## GIVEN REQUEST
Write out all the entries word for word, but skip any images.

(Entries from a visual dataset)
◇ ◇ ◇

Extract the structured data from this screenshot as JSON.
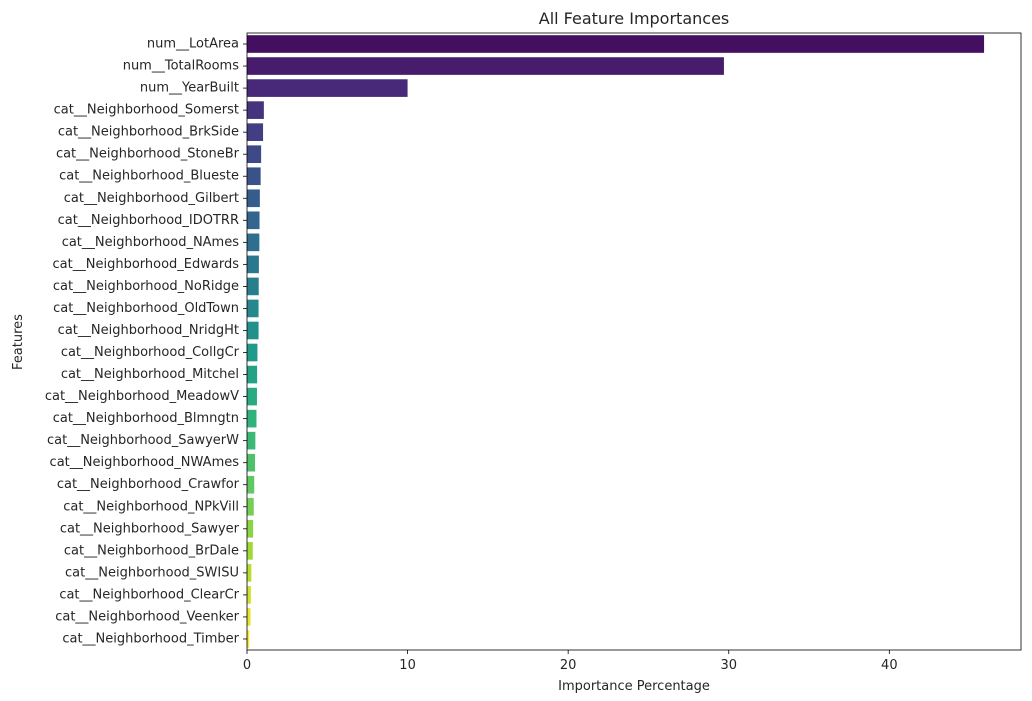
{
  "chart_data": {
    "type": "bar",
    "orientation": "horizontal",
    "title": "All Feature Importances",
    "xlabel": "Importance Percentage",
    "ylabel": "Features",
    "xlim": [
      0,
      48.2
    ],
    "xticks": [
      0,
      10,
      20,
      30,
      40
    ],
    "grid": false,
    "palette": "viridis",
    "categories": [
      "num__LotArea",
      "num__TotalRooms",
      "num__YearBuilt",
      "cat__Neighborhood_Somerst",
      "cat__Neighborhood_BrkSide",
      "cat__Neighborhood_StoneBr",
      "cat__Neighborhood_Blueste",
      "cat__Neighborhood_Gilbert",
      "cat__Neighborhood_IDOTRR",
      "cat__Neighborhood_NAmes",
      "cat__Neighborhood_Edwards",
      "cat__Neighborhood_NoRidge",
      "cat__Neighborhood_OldTown",
      "cat__Neighborhood_NridgHt",
      "cat__Neighborhood_CollgCr",
      "cat__Neighborhood_Mitchel",
      "cat__Neighborhood_MeadowV",
      "cat__Neighborhood_Blmngtn",
      "cat__Neighborhood_SawyerW",
      "cat__Neighborhood_NWAmes",
      "cat__Neighborhood_Crawfor",
      "cat__Neighborhood_NPkVill",
      "cat__Neighborhood_Sawyer",
      "cat__Neighborhood_BrDale",
      "cat__Neighborhood_SWISU",
      "cat__Neighborhood_ClearCr",
      "cat__Neighborhood_Veenker",
      "cat__Neighborhood_Timber"
    ],
    "values": [
      45.9,
      29.7,
      10.0,
      1.05,
      1.0,
      0.88,
      0.85,
      0.8,
      0.78,
      0.77,
      0.74,
      0.73,
      0.72,
      0.72,
      0.65,
      0.63,
      0.62,
      0.59,
      0.52,
      0.5,
      0.45,
      0.42,
      0.38,
      0.36,
      0.27,
      0.24,
      0.22,
      0.14
    ]
  }
}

◇ ◇ ◇

## RESPONSE TO THIS EXERCISE
Extract the structured data from this screenshot as JSON.
{
  "chart_data": {
    "type": "bar",
    "orientation": "horizontal",
    "title": "All Feature Importances",
    "xlabel": "Importance Percentage",
    "ylabel": "Features",
    "xlim": [
      0,
      48.2
    ],
    "xticks": [
      0,
      10,
      20,
      30,
      40
    ],
    "grid": false,
    "palette": "viridis",
    "categories": [
      "num__LotArea",
      "num__TotalRooms",
      "num__YearBuilt",
      "cat__Neighborhood_Somerst",
      "cat__Neighborhood_BrkSide",
      "cat__Neighborhood_StoneBr",
      "cat__Neighborhood_Blueste",
      "cat__Neighborhood_Gilbert",
      "cat__Neighborhood_IDOTRR",
      "cat__Neighborhood_NAmes",
      "cat__Neighborhood_Edwards",
      "cat__Neighborhood_NoRidge",
      "cat__Neighborhood_OldTown",
      "cat__Neighborhood_NridgHt",
      "cat__Neighborhood_CollgCr",
      "cat__Neighborhood_Mitchel",
      "cat__Neighborhood_MeadowV",
      "cat__Neighborhood_Blmngtn",
      "cat__Neighborhood_SawyerW",
      "cat__Neighborhood_NWAmes",
      "cat__Neighborhood_Crawfor",
      "cat__Neighborhood_NPkVill",
      "cat__Neighborhood_Sawyer",
      "cat__Neighborhood_BrDale",
      "cat__Neighborhood_SWISU",
      "cat__Neighborhood_ClearCr",
      "cat__Neighborhood_Veenker",
      "cat__Neighborhood_Timber"
    ],
    "values": [
      45.9,
      29.7,
      10.0,
      1.05,
      1.0,
      0.88,
      0.85,
      0.8,
      0.78,
      0.77,
      0.74,
      0.73,
      0.72,
      0.72,
      0.65,
      0.63,
      0.62,
      0.59,
      0.52,
      0.5,
      0.45,
      0.42,
      0.38,
      0.36,
      0.27,
      0.24,
      0.22,
      0.14
    ]
  }
}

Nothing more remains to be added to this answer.